[Saved data entries]

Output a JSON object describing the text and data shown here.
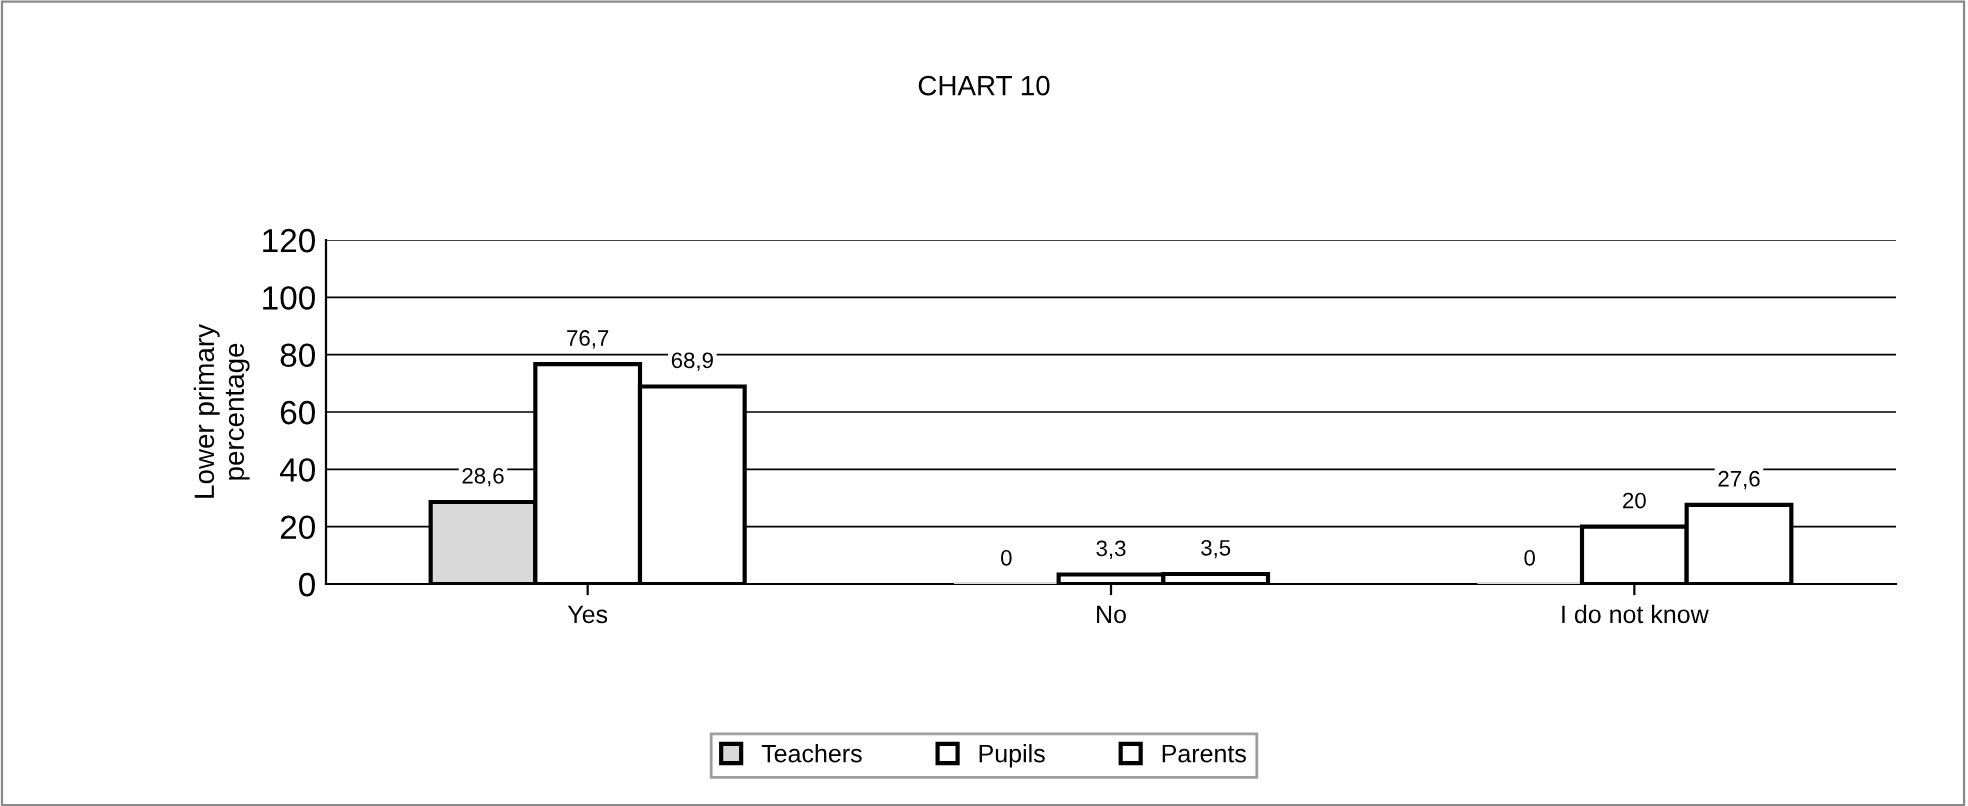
{
  "chart_data": {
    "type": "bar",
    "title": "CHART 10",
    "ylabel": "Lower primary\npercentage",
    "categories": [
      "Yes",
      "No",
      "I do not know"
    ],
    "series": [
      {
        "name": "Teachers",
        "color": "#d9d9d9",
        "values": [
          28.6,
          0,
          0
        ],
        "value_labels": [
          "28,6",
          "0",
          "0"
        ]
      },
      {
        "name": "Pupils",
        "color": "#ffffff",
        "values": [
          76.7,
          3.3,
          20
        ],
        "value_labels": [
          "76,7",
          "3,3",
          "20"
        ]
      },
      {
        "name": "Parents",
        "color": "#ffffff",
        "values": [
          68.9,
          3.5,
          27.6
        ],
        "value_labels": [
          "68,9",
          "3,5",
          "27,6"
        ]
      }
    ],
    "ylim": [
      0,
      120
    ],
    "yticks": [
      0,
      20,
      40,
      60,
      80,
      100,
      120
    ],
    "grid": "y",
    "legend": "bottom"
  }
}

DIRECTIONS FOR THIS TASK: Repeat the lines above exactly, and keep every picture out.

REPLY TO THE EXERCISE:
Output a JSON object describing the text and data shown here.
{
  "chart_data": {
    "type": "bar",
    "title": "CHART 10",
    "ylabel": "Lower primary\npercentage",
    "categories": [
      "Yes",
      "No",
      "I do not know"
    ],
    "series": [
      {
        "name": "Teachers",
        "color": "#d9d9d9",
        "values": [
          28.6,
          0,
          0
        ],
        "value_labels": [
          "28,6",
          "0",
          "0"
        ]
      },
      {
        "name": "Pupils",
        "color": "#ffffff",
        "values": [
          76.7,
          3.3,
          20
        ],
        "value_labels": [
          "76,7",
          "3,3",
          "20"
        ]
      },
      {
        "name": "Parents",
        "color": "#ffffff",
        "values": [
          68.9,
          3.5,
          27.6
        ],
        "value_labels": [
          "68,9",
          "3,5",
          "27,6"
        ]
      }
    ],
    "ylim": [
      0,
      120
    ],
    "yticks": [
      0,
      20,
      40,
      60,
      80,
      100,
      120
    ],
    "grid": "y",
    "legend": "bottom"
  }
}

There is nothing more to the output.